THE REQUEST: Select lines where the word "kind" appears.

ENTRIES SHOWN:

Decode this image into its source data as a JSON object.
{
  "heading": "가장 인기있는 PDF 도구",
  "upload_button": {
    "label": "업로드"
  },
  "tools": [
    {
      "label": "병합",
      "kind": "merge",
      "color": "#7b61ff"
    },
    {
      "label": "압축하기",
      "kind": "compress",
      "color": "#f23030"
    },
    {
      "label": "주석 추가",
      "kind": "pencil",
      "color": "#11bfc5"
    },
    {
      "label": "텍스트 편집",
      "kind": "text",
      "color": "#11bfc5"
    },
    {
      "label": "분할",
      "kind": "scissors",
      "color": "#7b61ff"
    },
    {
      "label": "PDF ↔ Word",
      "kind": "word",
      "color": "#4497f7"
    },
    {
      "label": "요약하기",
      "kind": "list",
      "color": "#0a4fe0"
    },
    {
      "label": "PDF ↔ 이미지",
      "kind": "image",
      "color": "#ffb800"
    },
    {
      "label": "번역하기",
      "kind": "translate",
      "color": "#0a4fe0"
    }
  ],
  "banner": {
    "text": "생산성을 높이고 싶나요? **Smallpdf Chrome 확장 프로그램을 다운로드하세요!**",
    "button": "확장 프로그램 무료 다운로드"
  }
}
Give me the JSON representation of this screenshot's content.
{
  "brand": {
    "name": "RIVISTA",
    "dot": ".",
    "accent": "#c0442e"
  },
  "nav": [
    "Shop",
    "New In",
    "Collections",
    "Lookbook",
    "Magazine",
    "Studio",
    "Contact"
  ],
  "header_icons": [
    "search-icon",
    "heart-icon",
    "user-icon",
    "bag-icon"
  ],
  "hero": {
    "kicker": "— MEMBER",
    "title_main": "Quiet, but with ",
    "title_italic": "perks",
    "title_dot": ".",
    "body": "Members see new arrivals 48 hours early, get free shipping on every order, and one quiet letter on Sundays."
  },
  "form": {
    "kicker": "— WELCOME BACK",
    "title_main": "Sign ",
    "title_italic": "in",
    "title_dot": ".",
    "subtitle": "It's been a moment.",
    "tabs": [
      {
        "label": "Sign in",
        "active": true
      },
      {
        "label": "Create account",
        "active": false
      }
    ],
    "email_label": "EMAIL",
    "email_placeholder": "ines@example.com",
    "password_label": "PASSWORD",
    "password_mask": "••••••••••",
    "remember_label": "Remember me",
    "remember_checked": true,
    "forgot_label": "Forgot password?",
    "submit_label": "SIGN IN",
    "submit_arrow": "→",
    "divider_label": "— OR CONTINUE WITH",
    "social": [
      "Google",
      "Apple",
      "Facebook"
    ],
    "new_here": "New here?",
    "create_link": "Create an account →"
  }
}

...

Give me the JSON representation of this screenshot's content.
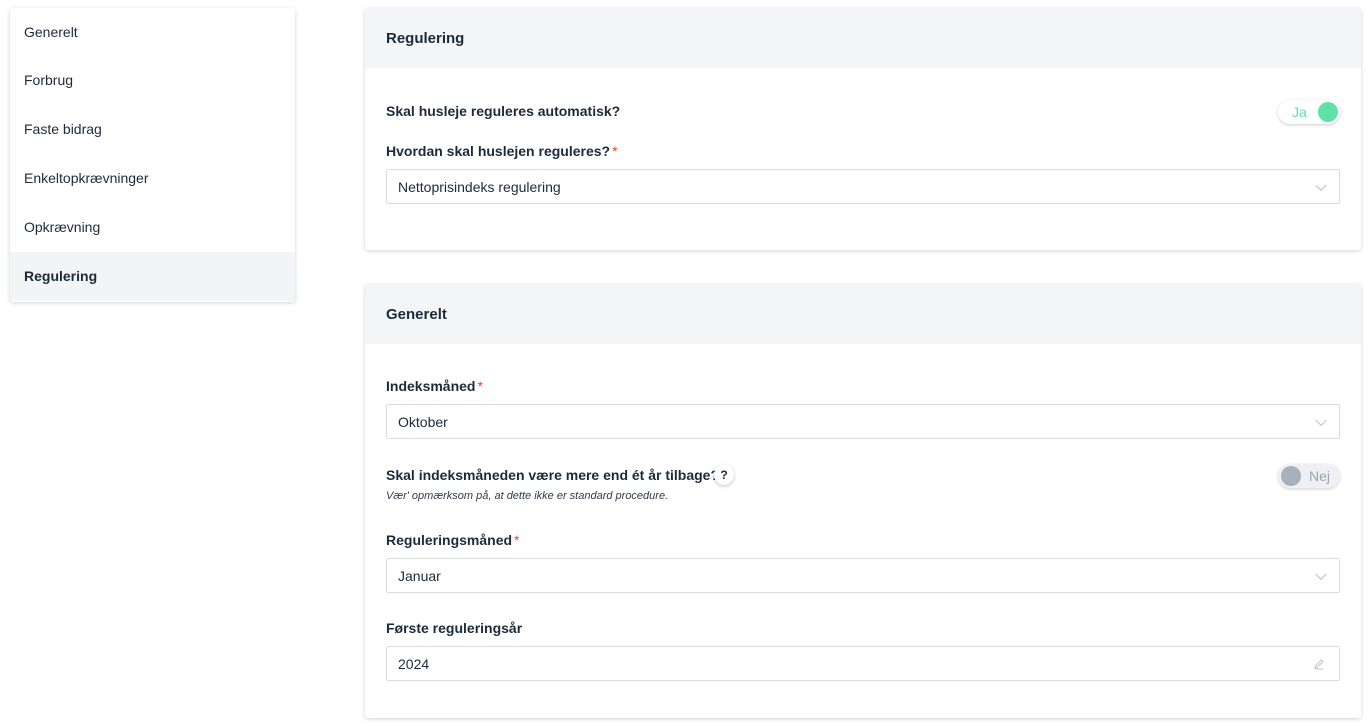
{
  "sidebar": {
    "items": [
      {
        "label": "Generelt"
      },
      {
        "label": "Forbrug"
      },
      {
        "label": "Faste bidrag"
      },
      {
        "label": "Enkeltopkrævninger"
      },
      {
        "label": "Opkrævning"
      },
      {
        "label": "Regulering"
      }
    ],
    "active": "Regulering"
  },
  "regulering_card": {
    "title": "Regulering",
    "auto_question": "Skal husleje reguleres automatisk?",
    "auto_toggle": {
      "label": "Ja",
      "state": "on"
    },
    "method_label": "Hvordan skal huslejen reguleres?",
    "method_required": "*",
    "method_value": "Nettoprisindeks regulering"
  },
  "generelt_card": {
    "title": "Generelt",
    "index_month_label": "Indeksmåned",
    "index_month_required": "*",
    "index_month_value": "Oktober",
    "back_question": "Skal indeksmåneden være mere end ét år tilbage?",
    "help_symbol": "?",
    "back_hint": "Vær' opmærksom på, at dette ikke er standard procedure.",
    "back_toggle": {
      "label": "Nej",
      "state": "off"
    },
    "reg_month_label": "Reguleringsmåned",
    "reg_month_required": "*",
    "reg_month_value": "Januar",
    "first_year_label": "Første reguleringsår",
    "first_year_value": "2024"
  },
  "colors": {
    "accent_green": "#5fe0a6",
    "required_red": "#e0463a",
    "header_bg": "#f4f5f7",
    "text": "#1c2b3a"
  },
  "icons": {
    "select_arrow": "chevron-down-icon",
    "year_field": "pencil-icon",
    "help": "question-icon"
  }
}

ANSWER TO THIS PROBLEM:
      "kind": "merge",
      "kind": "compress",
      "kind": "pencil",
      "kind": "text",
      "kind": "scissors",
      "kind": "word",
      "kind": "list",
      "kind": "image",
      "kind": "translate",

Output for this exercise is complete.